▸ **Material for the task**:
⁂

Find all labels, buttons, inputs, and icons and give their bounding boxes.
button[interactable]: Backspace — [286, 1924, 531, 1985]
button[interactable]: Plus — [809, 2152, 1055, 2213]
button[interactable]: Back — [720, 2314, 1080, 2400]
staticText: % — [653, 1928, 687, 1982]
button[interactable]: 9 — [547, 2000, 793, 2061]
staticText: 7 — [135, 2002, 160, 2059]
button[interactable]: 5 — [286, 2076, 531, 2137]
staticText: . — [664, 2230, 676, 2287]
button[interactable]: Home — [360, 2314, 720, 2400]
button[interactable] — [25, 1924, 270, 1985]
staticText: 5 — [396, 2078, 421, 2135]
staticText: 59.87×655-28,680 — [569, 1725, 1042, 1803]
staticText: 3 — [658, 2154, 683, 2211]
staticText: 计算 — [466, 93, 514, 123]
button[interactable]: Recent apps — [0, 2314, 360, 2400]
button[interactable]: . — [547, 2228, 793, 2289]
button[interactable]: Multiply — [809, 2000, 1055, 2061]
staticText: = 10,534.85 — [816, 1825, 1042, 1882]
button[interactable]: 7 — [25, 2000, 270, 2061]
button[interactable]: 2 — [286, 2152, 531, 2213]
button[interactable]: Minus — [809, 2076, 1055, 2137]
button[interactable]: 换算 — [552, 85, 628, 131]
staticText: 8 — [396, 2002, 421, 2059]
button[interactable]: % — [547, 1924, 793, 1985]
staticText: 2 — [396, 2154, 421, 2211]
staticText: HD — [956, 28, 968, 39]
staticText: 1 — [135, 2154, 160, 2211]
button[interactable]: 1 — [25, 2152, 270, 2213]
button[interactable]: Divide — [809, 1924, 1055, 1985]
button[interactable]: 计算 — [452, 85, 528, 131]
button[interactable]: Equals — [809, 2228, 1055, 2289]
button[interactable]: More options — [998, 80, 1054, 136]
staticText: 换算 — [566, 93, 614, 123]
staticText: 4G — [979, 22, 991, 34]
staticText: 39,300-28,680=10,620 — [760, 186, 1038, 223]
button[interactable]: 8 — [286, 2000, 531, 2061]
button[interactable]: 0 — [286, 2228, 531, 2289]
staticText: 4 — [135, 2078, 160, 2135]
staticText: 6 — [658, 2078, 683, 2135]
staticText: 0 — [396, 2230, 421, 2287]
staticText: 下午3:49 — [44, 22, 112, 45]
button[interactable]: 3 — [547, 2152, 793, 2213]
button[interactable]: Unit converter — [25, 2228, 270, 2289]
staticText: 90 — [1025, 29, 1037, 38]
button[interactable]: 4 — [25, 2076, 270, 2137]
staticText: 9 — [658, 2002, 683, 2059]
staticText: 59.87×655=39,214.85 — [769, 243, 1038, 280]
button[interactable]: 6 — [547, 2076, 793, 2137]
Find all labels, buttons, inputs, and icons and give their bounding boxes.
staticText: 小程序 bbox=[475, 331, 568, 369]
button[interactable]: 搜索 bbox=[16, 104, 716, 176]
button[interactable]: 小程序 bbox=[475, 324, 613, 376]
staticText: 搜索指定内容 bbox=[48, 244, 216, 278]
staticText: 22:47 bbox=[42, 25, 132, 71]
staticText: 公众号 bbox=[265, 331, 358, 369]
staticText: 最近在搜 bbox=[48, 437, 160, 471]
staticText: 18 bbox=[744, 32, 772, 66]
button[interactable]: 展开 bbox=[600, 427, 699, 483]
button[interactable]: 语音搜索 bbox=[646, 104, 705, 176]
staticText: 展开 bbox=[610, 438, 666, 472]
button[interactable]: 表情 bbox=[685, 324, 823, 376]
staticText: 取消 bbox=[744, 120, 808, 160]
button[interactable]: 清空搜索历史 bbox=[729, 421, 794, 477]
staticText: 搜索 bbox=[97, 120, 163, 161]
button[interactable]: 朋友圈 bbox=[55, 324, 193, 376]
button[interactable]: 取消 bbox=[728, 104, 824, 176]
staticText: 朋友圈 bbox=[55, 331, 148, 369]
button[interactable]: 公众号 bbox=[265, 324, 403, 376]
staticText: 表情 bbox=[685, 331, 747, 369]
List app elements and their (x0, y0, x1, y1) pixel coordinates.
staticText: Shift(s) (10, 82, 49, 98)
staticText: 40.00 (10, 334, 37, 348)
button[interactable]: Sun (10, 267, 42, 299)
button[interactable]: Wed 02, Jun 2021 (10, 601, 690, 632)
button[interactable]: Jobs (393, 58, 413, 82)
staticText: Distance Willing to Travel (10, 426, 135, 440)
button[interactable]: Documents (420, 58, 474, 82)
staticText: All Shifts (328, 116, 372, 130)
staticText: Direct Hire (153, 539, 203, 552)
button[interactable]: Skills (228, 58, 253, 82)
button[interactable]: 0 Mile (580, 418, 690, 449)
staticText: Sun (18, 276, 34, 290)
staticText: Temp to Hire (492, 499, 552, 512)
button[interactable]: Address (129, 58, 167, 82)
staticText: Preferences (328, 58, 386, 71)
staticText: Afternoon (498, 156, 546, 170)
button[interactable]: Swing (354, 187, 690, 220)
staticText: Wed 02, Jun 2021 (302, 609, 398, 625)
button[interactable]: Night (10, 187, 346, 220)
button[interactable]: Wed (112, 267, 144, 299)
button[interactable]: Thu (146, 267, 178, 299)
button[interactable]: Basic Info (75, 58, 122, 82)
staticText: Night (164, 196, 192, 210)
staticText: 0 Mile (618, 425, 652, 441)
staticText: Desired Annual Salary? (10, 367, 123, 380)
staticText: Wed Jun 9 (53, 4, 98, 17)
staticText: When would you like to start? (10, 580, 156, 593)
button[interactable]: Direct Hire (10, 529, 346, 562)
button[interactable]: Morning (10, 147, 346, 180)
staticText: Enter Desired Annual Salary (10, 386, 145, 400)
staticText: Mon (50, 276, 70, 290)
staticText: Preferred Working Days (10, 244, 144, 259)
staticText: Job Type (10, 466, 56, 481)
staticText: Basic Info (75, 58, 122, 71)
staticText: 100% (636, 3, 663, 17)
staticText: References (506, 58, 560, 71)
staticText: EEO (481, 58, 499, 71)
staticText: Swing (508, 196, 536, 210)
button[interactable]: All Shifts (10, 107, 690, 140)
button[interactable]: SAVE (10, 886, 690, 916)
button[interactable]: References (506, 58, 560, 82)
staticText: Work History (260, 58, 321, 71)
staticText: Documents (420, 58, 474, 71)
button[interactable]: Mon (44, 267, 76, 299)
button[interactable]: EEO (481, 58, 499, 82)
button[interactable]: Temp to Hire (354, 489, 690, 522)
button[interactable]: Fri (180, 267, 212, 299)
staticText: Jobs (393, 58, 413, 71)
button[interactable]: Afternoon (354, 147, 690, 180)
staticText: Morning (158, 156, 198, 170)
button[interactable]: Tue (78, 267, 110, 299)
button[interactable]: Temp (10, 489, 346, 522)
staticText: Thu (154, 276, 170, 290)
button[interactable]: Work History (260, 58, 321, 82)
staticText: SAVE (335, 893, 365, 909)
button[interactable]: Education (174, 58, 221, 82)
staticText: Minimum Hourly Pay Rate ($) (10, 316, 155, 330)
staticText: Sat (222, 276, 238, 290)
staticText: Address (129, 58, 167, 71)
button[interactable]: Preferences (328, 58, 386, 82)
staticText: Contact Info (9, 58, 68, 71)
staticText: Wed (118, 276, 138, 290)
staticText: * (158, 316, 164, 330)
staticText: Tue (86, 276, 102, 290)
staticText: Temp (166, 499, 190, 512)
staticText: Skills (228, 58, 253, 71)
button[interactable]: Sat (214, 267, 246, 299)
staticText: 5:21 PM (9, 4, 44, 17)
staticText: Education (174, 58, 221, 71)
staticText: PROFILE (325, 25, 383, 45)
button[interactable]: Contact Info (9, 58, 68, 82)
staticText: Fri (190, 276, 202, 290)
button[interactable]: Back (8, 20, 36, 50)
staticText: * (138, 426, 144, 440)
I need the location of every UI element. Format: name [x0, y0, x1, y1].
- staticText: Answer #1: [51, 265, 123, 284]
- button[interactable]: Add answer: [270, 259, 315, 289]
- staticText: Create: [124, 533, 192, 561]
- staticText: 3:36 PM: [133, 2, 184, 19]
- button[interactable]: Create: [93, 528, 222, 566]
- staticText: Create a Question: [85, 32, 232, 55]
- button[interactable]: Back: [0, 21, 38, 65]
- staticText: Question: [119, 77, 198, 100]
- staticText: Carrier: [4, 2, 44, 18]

⁂

Copy out the material above word for word, from its first line through the line containing "button[interactable]: Home —", including both.

Find all labels, buttons, inputs, and icons and give their bounding boxes.
button[interactable]: Backspace — [286, 1924, 531, 1985]
button[interactable]: Plus — [809, 2152, 1055, 2213]
button[interactable]: Back — [720, 2314, 1080, 2400]
staticText: % — [653, 1928, 687, 1982]
button[interactable]: 9 — [547, 2000, 793, 2061]
staticText: 7 — [135, 2002, 160, 2059]
button[interactable]: 5 — [286, 2076, 531, 2137]
staticText: . — [664, 2230, 676, 2287]
button[interactable]: Home — [360, 2314, 720, 2400]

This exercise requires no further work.